What you are asked to do >> Copy every line of the listing below character for character, but omit the pictures.

Input records >>
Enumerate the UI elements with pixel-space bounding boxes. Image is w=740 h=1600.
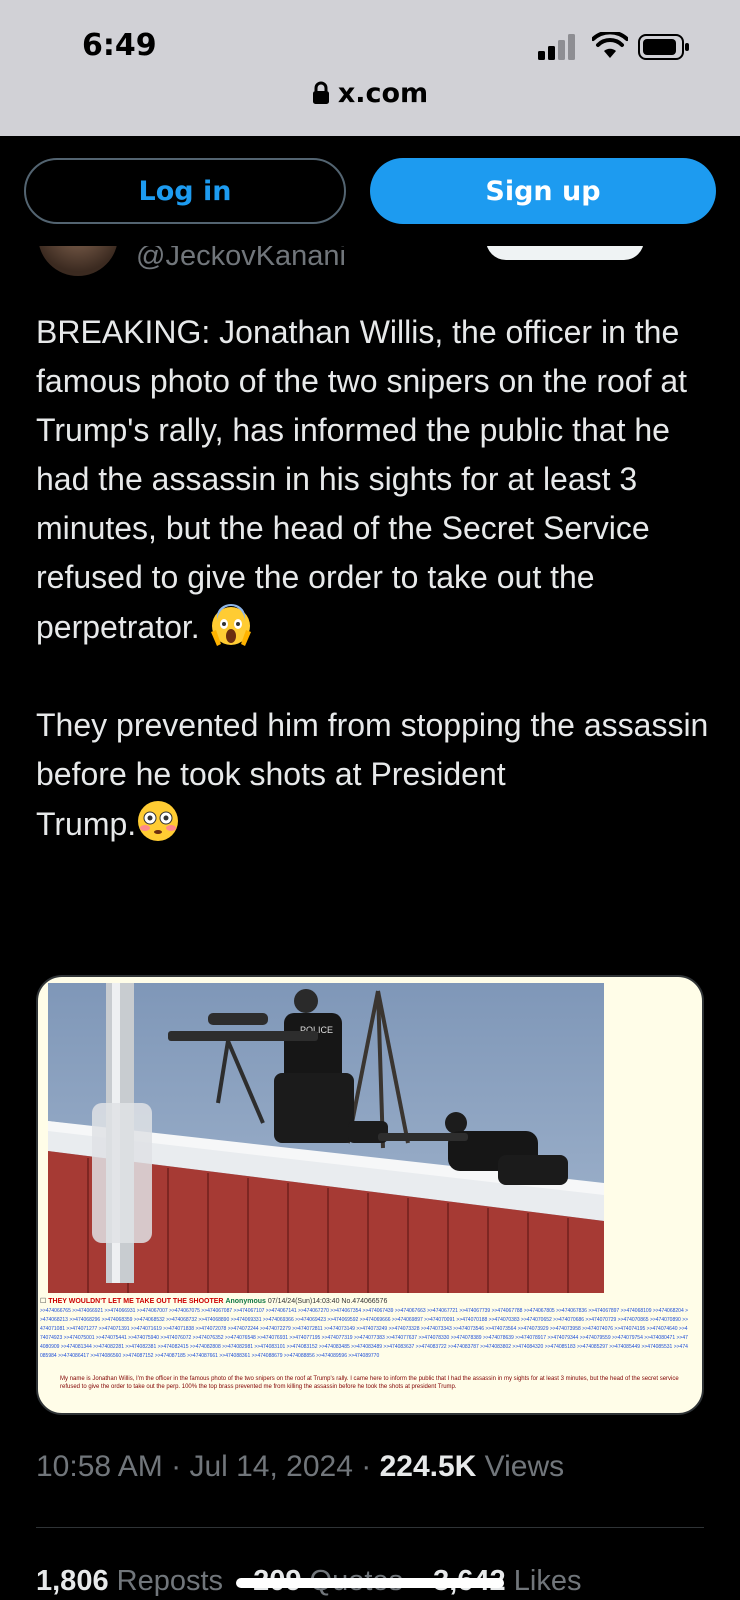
divider [36,1527,704,1528]
signup-button[interactable]: Sign up [370,158,716,224]
reposts-count: 1,806 [36,1565,109,1597]
wifi-icon [592,32,628,58]
home-indicator[interactable] [236,1578,504,1588]
tweet-time[interactable]: 10:58 AM [36,1450,163,1483]
post-author: Anonymous [225,1298,266,1305]
tweet-date[interactable]: Jul 14, 2024 [189,1450,352,1483]
browser-top-bar: 6:49 x.com [0,0,740,136]
status-time: 6:49 [82,28,157,63]
post-header: ☐ THEY WOULDN'T LET ME TAKE OUT THE SHOO… [40,1298,388,1305]
battery-icon [638,34,689,60]
reposts-stat[interactable]: 1,806 Reposts [36,1565,223,1597]
auth-bar: Log in Sign up [0,136,740,246]
cellular-signal-icon [538,34,575,60]
views-count: 224.5K [379,1450,477,1483]
tweet-paragraph-1: BREAKING: Jonathan Willis, the officer i… [36,314,688,645]
post-meta: 07/14/24(Sun)14:03:40 No.474066576 [267,1298,388,1305]
snipers-on-roof-photo[interactable]: POLICE [48,983,604,1293]
post-body: My name is Jonathan Willis, I'm the offi… [60,1376,679,1390]
flushed-face-icon [138,801,179,841]
reposts-label: Reposts [116,1565,224,1597]
login-button[interactable]: Log in [24,158,346,224]
address-bar[interactable]: x.com [0,78,740,109]
tweet-media-card[interactable]: POLICE ☐ THEY WOULDN'T LET ME TAKE OUT T… [36,975,704,1415]
tweet-text: BREAKING: Jonathan Willis, the officer i… [36,308,716,849]
views-label: Views [484,1450,565,1483]
face-screaming-in-fear-icon [210,604,251,646]
post-title: THEY WOULDN'T LET ME TAKE OUT THE SHOOTE… [48,1298,224,1305]
lock-icon [312,81,329,104]
tweet-meta: 10:58 AM · Jul 14, 2024 · 224.5K Views [36,1450,565,1483]
url-text: x.com [337,78,429,109]
likes-label: Likes [513,1565,582,1597]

Response >>
Enumerate the UI elements with pixel-space bounding boxes. Image is w=740 h=1600.
divider [36,1527,704,1528]
signup-button[interactable]: Sign up [370,158,716,224]
reposts-count: 1,806 [36,1565,109,1597]
wifi-icon [592,32,628,58]
home-indicator[interactable] [236,1578,504,1588]
tweet-time[interactable]: 10:58 AM [36,1450,163,1483]
post-author: Anonymous [225,1298,266,1305]
tweet-date[interactable]: Jul 14, 2024 [189,1450,352,1483]
browser-top-bar: 6:49 x.com [0,0,740,136]
status-time: 6:49 [82,28,157,63]
post-header: ☐ THEY WOULDN'T LET ME TAKE OUT THE SHOO… [40,1298,388,1305]
battery-icon [638,34,689,60]
reposts-stat[interactable]: 1,806 Reposts [36,1565,223,1597]
auth-bar: Log in Sign up [0,136,740,246]
cellular-signal-icon [538,34,575,60]
views-count: 224.5K [379,1450,477,1483]
tweet-paragraph-1: BREAKING: Jonathan Willis, the officer i… [36,314,688,645]
post-meta: 07/14/24(Sun)14:03:40 No.474066576 [267,1298,388,1305]
snipers-on-roof-photo[interactable]: POLICE [48,983,604,1293]
post-body: My name is Jonathan Willis, I'm the offi… [60,1376,679,1390]
flushed-face-icon [138,801,179,841]
reposts-label: Reposts [116,1565,224,1597]
login-button[interactable]: Log in [24,158,346,224]
address-bar[interactable]: x.com [0,78,740,109]
tweet-media-card[interactable]: POLICE ☐ THEY WOULDN'T LET ME TAKE OUT T… [36,975,704,1415]
tweet-text: BREAKING: Jonathan Willis, the officer i… [36,308,716,849]
views-label: Views [484,1450,565,1483]
face-screaming-in-fear-icon [210,604,251,646]
post-title: THEY WOULDN'T LET ME TAKE OUT THE SHOOTE… [48,1298,224,1305]
lock-icon [312,81,329,104]
tweet-meta: 10:58 AM · Jul 14, 2024 · 224.5K Views [36,1450,565,1483]
url-text: x.com [337,78,429,109]
likes-label: Likes [513,1565,582,1597]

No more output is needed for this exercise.